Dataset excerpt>
________________________________________
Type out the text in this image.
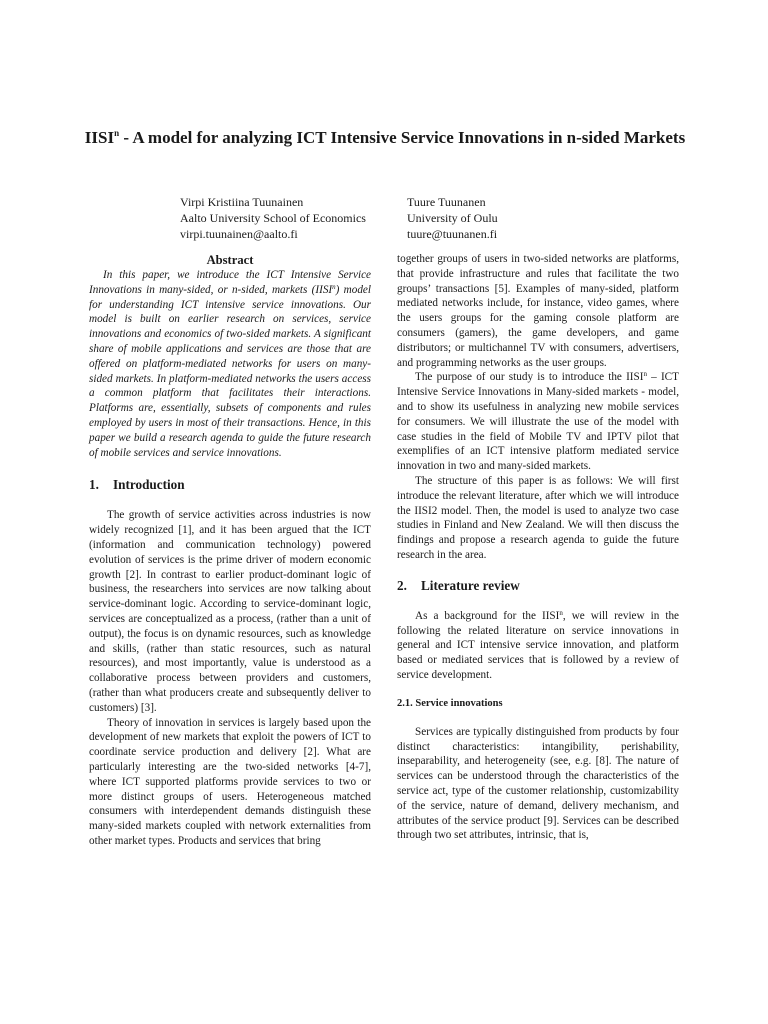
IISI$^n$ - A model for analyzing ICT Intensive Service Innovations in n-sided Markets
Virpi Kristiina Tuunainen
Aalto University School of Economics
virpi.tuunainen@aalto.fi
Tuure Tuunanen
University of Oulu
tuure@tuunanen.fi
Abstract

In this paper, we introduce the ICT Intensive Service Innovations in many-sided, or n-sided, markets (IISI$^n$) model for understanding ICT intensive service innovations. Our model is built on earlier research on services, service innovations and economics of two-sided markets. A significant share of mobile applications and services are those that are offered on platform-mediated networks for users on many-sided markets. In platform-mediated networks the users access a common platform that facilitates their interactions. Platforms are, essentially, subsets of components and rules employed by users in most of their transactions. Hence, in this paper we build a research agenda to guide the future research of mobile services and service innovations.

1.	Introduction

The growth of service activities across industries is now widely recognized [1], and it has been argued that the ICT (information and communication technology) powered evolution of services is the prime driver of modern economic growth [2]. In contrast to earlier product-dominant logic of business, the researchers into services are now talking about service-dominant logic. According to service-dominant logic, services are conceptualized as a process, (rather than a unit of output), the focus is on dynamic resources, such as knowledge and skills, (rather than static resources, such as natural resources), and most importantly, value is understood as a collaborative process between providers and customers, (rather than what producers create and subsequently deliver to customers) [3].

Theory of innovation in services is largely based upon the development of new markets that exploit the powers of ICT to coordinate service production and delivery [2]. What are particularly interesting are the two-sided networks [4-7], where ICT supported platforms provide services to two or more distinct groups of users. Heterogeneous matched consumers with interdependent demands distinguish these many-sided markets coupled with network externalities from other market types. Products and services that bring

together groups of users in two-sided networks are platforms, that provide infrastructure and rules that facilitate the two groups’ transactions [5]. Examples of many-sided, platform mediated networks include, for instance, video games, where the users groups for the gaming console platform are consumers (gamers), the game developers, and game distributors; or multichannel TV with consumers, advertisers, and programming networks as the user groups.

The purpose of our study is to introduce the IISI$^n$ – ICT Intensive Service Innovations in Many-sided markets - model, and to show its usefulness in analyzing new mobile services for consumers. We will illustrate the use of the model with case studies in the field of Mobile TV and IPTV pilot that exemplifies of an ICT intensive platform mediated service innovation in two and many-sided markets.

The structure of this paper is as follows: We will first introduce the relevant literature, after which we will introduce the IISI2 model. Then, the model is used to analyze two case studies in Finland and New Zealand. We will then discuss the findings and propose a research agenda to guide the future research in the area.

2.	Literature review

As a background for the IISI$^n$, we will review in the following the related literature on service innovations in general and ICT intensive service innovation, and platform based or mediated services that is followed by a review of service development.

2.1. Service innovations

Services are typically distinguished from products by four distinct characteristics: intangibility, perishability, inseparability, and heterogeneity (see, e.g. [8]. The nature of services can be understood through the characteristics of the service act, type of the customer relationship, customizability of the service, nature of demand, delivery mechanism, and attributes of the service product [9]. Services can be described through two set attributes, intrinsic, that is,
________________________________________
PROBLEM TO SOLVE> Using the records above, gather all lines where the string "review" is present.

THE REPLY>
2.	Literature review
As a background for the IISI$^n$, we will review in the following the related literature on service innovations in general and ICT intensive service innovation, and platform based or mediated services that is followed by a review of service development.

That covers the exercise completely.